— Start Raw records —

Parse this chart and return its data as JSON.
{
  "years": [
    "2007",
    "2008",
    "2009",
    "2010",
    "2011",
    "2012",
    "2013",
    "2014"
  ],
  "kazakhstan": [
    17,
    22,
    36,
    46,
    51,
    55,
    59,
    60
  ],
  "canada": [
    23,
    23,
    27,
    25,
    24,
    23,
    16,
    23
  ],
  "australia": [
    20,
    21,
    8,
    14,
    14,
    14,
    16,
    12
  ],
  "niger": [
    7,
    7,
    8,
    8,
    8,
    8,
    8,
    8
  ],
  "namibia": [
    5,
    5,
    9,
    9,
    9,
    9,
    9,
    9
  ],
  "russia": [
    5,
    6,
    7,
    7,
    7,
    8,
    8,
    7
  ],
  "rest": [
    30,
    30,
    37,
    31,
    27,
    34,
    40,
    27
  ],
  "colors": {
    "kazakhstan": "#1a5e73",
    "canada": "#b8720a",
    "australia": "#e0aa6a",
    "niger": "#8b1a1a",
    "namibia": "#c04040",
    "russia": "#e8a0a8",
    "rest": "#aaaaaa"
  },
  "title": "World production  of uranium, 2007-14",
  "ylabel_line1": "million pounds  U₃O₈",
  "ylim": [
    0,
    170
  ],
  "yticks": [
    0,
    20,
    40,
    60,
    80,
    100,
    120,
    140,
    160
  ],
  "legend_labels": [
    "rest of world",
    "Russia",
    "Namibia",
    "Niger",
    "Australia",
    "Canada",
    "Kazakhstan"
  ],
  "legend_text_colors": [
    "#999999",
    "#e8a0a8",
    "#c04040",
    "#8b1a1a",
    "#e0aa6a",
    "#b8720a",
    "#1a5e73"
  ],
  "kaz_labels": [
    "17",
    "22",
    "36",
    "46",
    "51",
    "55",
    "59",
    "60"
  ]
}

— End Raw records —

_Task prompt_. Every line above should be printed again exactly as it stands.

_Solution to this problem_.
Parse this chart and return its data as JSON.
{
  "years": [
    "2007",
    "2008",
    "2009",
    "2010",
    "2011",
    "2012",
    "2013",
    "2014"
  ],
  "kazakhstan": [
    17,
    22,
    36,
    46,
    51,
    55,
    59,
    60
  ],
  "canada": [
    23,
    23,
    27,
    25,
    24,
    23,
    16,
    23
  ],
  "australia": [
    20,
    21,
    8,
    14,
    14,
    14,
    16,
    12
  ],
  "niger": [
    7,
    7,
    8,
    8,
    8,
    8,
    8,
    8
  ],
  "namibia": [
    5,
    5,
    9,
    9,
    9,
    9,
    9,
    9
  ],
  "russia": [
    5,
    6,
    7,
    7,
    7,
    8,
    8,
    7
  ],
  "rest": [
    30,
    30,
    37,
    31,
    27,
    34,
    40,
    27
  ],
  "colors": {
    "kazakhstan": "#1a5e73",
    "canada": "#b8720a",
    "australia": "#e0aa6a",
    "niger": "#8b1a1a",
    "namibia": "#c04040",
    "russia": "#e8a0a8",
    "rest": "#aaaaaa"
  },
  "title": "World production  of uranium, 2007-14",
  "ylabel_line1": "million pounds  U₃O₈",
  "ylim": [
    0,
    170
  ],
  "yticks": [
    0,
    20,
    40,
    60,
    80,
    100,
    120,
    140,
    160
  ],
  "legend_labels": [
    "rest of world",
    "Russia",
    "Namibia",
    "Niger",
    "Australia",
    "Canada",
    "Kazakhstan"
  ],
  "legend_text_colors": [
    "#999999",
    "#e8a0a8",
    "#c04040",
    "#8b1a1a",
    "#e0aa6a",
    "#b8720a",
    "#1a5e73"
  ],
  "kaz_labels": [
    "17",
    "22",
    "36",
    "46",
    "51",
    "55",
    "59",
    "60"
  ]
}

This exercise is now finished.